----- RECORD EXCERPTS

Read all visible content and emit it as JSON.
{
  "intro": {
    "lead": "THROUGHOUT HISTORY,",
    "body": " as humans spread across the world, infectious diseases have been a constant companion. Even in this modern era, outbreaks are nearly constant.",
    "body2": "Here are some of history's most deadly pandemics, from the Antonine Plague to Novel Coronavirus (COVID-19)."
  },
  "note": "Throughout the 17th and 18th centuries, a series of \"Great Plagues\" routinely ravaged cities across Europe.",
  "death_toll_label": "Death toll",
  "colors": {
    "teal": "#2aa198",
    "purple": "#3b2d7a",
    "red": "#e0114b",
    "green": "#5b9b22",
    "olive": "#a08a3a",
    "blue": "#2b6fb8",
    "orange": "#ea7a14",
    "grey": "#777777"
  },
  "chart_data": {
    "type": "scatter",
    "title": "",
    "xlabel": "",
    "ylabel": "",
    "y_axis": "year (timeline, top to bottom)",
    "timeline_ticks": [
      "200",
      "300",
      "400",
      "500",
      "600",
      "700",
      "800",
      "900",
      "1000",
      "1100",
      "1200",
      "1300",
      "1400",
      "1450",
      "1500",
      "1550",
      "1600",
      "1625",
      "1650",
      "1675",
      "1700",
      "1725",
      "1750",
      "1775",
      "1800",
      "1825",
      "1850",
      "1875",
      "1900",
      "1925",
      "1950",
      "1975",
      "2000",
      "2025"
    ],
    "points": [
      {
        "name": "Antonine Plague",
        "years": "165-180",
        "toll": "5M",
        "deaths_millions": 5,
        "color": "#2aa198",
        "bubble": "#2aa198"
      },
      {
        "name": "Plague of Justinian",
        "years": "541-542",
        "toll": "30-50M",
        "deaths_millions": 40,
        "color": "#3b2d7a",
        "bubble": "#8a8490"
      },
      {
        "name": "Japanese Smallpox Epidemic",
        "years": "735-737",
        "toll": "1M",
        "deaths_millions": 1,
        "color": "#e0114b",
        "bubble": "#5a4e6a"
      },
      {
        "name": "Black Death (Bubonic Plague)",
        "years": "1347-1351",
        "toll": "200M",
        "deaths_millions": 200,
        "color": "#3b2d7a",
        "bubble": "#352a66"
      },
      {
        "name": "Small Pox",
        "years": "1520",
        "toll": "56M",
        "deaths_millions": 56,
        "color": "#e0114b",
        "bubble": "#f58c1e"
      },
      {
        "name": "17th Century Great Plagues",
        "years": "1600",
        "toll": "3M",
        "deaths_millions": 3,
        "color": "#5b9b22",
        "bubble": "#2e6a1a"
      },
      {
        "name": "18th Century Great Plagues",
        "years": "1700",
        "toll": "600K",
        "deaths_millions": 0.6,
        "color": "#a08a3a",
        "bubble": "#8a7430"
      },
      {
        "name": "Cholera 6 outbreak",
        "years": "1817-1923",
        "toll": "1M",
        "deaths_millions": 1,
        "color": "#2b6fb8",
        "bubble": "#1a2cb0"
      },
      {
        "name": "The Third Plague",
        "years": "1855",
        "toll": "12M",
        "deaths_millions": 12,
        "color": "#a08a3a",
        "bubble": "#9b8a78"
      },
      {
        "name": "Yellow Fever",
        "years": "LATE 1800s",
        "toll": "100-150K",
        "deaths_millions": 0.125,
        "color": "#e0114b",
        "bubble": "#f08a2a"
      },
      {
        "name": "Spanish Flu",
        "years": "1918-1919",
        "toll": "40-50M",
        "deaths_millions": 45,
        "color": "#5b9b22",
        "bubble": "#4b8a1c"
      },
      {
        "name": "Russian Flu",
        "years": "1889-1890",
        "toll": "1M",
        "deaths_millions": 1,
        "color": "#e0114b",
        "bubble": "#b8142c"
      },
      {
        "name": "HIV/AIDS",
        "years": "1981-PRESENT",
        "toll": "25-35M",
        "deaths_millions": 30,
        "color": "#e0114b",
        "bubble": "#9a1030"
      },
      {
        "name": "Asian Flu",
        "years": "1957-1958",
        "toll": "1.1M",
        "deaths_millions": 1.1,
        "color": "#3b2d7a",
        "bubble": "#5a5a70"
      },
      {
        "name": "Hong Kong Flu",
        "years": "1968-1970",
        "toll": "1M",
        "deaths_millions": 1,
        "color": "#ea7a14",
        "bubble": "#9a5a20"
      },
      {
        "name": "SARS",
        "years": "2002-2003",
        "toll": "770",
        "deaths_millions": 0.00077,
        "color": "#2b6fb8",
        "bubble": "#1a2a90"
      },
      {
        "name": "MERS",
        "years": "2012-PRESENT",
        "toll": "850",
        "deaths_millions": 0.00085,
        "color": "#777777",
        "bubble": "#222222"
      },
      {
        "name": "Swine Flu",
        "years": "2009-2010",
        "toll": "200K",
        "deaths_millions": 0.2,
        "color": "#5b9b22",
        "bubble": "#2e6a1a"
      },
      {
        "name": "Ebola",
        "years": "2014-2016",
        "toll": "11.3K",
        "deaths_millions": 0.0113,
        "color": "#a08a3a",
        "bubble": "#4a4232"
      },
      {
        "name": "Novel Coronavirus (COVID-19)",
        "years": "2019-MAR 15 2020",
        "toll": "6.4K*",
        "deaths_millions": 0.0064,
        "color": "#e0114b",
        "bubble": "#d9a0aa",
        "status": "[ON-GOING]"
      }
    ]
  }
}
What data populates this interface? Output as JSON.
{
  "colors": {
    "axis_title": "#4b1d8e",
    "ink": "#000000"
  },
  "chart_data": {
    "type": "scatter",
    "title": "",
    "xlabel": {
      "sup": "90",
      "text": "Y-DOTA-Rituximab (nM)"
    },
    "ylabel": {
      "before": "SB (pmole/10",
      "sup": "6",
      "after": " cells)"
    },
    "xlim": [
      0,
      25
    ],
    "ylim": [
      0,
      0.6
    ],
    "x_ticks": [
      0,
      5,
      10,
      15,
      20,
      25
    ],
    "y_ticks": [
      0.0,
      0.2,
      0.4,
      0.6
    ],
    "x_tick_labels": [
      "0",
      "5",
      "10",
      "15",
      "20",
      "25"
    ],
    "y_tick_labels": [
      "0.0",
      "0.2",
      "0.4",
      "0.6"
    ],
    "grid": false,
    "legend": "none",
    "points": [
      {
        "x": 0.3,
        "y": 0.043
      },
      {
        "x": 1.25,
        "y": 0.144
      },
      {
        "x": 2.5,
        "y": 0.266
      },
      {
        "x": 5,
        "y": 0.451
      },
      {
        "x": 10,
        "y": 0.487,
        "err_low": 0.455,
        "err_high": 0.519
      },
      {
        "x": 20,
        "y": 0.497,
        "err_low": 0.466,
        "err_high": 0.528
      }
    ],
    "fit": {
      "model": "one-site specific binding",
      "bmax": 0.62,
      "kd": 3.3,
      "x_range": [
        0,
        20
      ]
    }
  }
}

----------

**EXERCISE DETAILS**.
Repeat every line of the data precisely.

**WRITTEN ANSWER**.
Read all visible content and emit it as JSON.
{
  "intro": {
    "lead": "THROUGHOUT HISTORY,",
    "body": " as humans spread across the world, infectious diseases have been a constant companion. Even in this modern era, outbreaks are nearly constant.",
    "body2": "Here are some of history's most deadly pandemics, from the Antonine Plague to Novel Coronavirus (COVID-19)."
  },
  "note": "Throughout the 17th and 18th centuries, a series of \"Great Plagues\" routinely ravaged cities across Europe.",
  "death_toll_label": "Death toll",
  "colors": {
    "teal": "#2aa198",
    "purple": "#3b2d7a",
    "red": "#e0114b",
    "green": "#5b9b22",
    "olive": "#a08a3a",
    "blue": "#2b6fb8",
    "orange": "#ea7a14",
    "grey": "#777777"
  },
  "chart_data": {
    "type": "scatter",
    "title": "",
    "xlabel": "",
    "ylabel": "",
    "y_axis": "year (timeline, top to bottom)",
    "timeline_ticks": [
      "200",
      "300",
      "400",
      "500",
      "600",
      "700",
      "800",
      "900",
      "1000",
      "1100",
      "1200",
      "1300",
      "1400",
      "1450",
      "1500",
      "1550",
      "1600",
      "1625",
      "1650",
      "1675",
      "1700",
      "1725",
      "1750",
      "1775",
      "1800",
      "1825",
      "1850",
      "1875",
      "1900",
      "1925",
      "1950",
      "1975",
      "2000",
      "2025"
    ],
    "points": [
      {
        "name": "Antonine Plague",
        "years": "165-180",
        "toll": "5M",
        "deaths_millions": 5,
        "color": "#2aa198",
        "bubble": "#2aa198"
      },
      {
        "name": "Plague of Justinian",
        "years": "541-542",
        "toll": "30-50M",
        "deaths_millions": 40,
        "color": "#3b2d7a",
        "bubble": "#8a8490"
      },
      {
        "name": "Japanese Smallpox Epidemic",
        "years": "735-737",
        "toll": "1M",
        "deaths_millions": 1,
        "color": "#e0114b",
        "bubble": "#5a4e6a"
      },
      {
        "name": "Black Death (Bubonic Plague)",
        "years": "1347-1351",
        "toll": "200M",
        "deaths_millions": 200,
        "color": "#3b2d7a",
        "bubble": "#352a66"
      },
      {
        "name": "Small Pox",
        "years": "1520",
        "toll": "56M",
        "deaths_millions": 56,
        "color": "#e0114b",
        "bubble": "#f58c1e"
      },
      {
        "name": "17th Century Great Plagues",
        "years": "1600",
        "toll": "3M",
        "deaths_millions": 3,
        "color": "#5b9b22",
        "bubble": "#2e6a1a"
      },
      {
        "name": "18th Century Great Plagues",
        "years": "1700",
        "toll": "600K",
        "deaths_millions": 0.6,
        "color": "#a08a3a",
        "bubble": "#8a7430"
      },
      {
        "name": "Cholera 6 outbreak",
        "years": "1817-1923",
        "toll": "1M",
        "deaths_millions": 1,
        "color": "#2b6fb8",
        "bubble": "#1a2cb0"
      },
      {
        "name": "The Third Plague",
        "years": "1855",
        "toll": "12M",
        "deaths_millions": 12,
        "color": "#a08a3a",
        "bubble": "#9b8a78"
      },
      {
        "name": "Yellow Fever",
        "years": "LATE 1800s",
        "toll": "100-150K",
        "deaths_millions": 0.125,
        "color": "#e0114b",
        "bubble": "#f08a2a"
      },
      {
        "name": "Spanish Flu",
        "years": "1918-1919",
        "toll": "40-50M",
        "deaths_millions": 45,
        "color": "#5b9b22",
        "bubble": "#4b8a1c"
      },
      {
        "name": "Russian Flu",
        "years": "1889-1890",
        "toll": "1M",
        "deaths_millions": 1,
        "color": "#e0114b",
        "bubble": "#b8142c"
      },
      {
        "name": "HIV/AIDS",
        "years": "1981-PRESENT",
        "toll": "25-35M",
        "deaths_millions": 30,
        "color": "#e0114b",
        "bubble": "#9a1030"
      },
      {
        "name": "Asian Flu",
        "years": "1957-1958",
        "toll": "1.1M",
        "deaths_millions": 1.1,
        "color": "#3b2d7a",
        "bubble": "#5a5a70"
      },
      {
        "name": "Hong Kong Flu",
        "years": "1968-1970",
        "toll": "1M",
        "deaths_millions": 1,
        "color": "#ea7a14",
        "bubble": "#9a5a20"
      },
      {
        "name": "SARS",
        "years": "2002-2003",
        "toll": "770",
        "deaths_millions": 0.00077,
        "color": "#2b6fb8",
        "bubble": "#1a2a90"
      },
      {
        "name": "MERS",
        "years": "2012-PRESENT",
        "toll": "850",
        "deaths_millions": 0.00085,
        "color": "#777777",
        "bubble": "#222222"
      },
      {
        "name": "Swine Flu",
        "years": "2009-2010",
        "toll": "200K",
        "deaths_millions": 0.2,
        "color": "#5b9b22",
        "bubble": "#2e6a1a"
      },
      {
        "name": "Ebola",
        "years": "2014-2016",
        "toll": "11.3K",
        "deaths_millions": 0.0113,
        "color": "#a08a3a",
        "bubble": "#4a4232"
      },
      {
        "name": "Novel Coronavirus (COVID-19)",
        "years": "2019-MAR 15 2020",
        "toll": "6.4K*",
        "deaths_millions": 0.0064,
        "color": "#e0114b",
        "bubble": "#d9a0aa",
        "status": "[ON-GOING]"
      }
    ]
  }
}
What data populates this interface? Output as JSON.
{
  "colors": {
    "axis_title": "#4b1d8e",
    "ink": "#000000"
  },
  "chart_data": {
    "type": "scatter",
    "title": "",
    "xlabel": {
      "sup": "90",
      "text": "Y-DOTA-Rituximab (nM)"
    },
    "ylabel": {
      "before": "SB (pmole/10",
      "sup": "6",
      "after": " cells)"
    },
    "xlim": [
      0,
      25
    ],
    "ylim": [
      0,
      0.6
    ],
    "x_ticks": [
      0,
      5,
      10,
      15,
      20,
      25
    ],
    "y_ticks": [
      0.0,
      0.2,
      0.4,
      0.6
    ],
    "x_tick_labels": [
      "0",
      "5",
      "10",
      "15",
      "20",
      "25"
    ],
    "y_tick_labels": [
      "0.0",
      "0.2",
      "0.4",
      "0.6"
    ],
    "grid": false,
    "legend": "none",
    "points": [
      {
        "x": 0.3,
        "y": 0.043
      },
      {
        "x": 1.25,
        "y": 0.144
      },
      {
        "x": 2.5,
        "y": 0.266
      },
      {
        "x": 5,
        "y": 0.451
      },
      {
        "x": 10,
        "y": 0.487,
        "err_low": 0.455,
        "err_high": 0.519
      },
      {
        "x": 20,
        "y": 0.497,
        "err_low": 0.466,
        "err_high": 0.528
      }
    ],
    "fit": {
      "model": "one-site specific binding",
      "bmax": 0.62,
      "kd": 3.3,
      "x_range": [
        0,
        20
      ]
    }
  }
}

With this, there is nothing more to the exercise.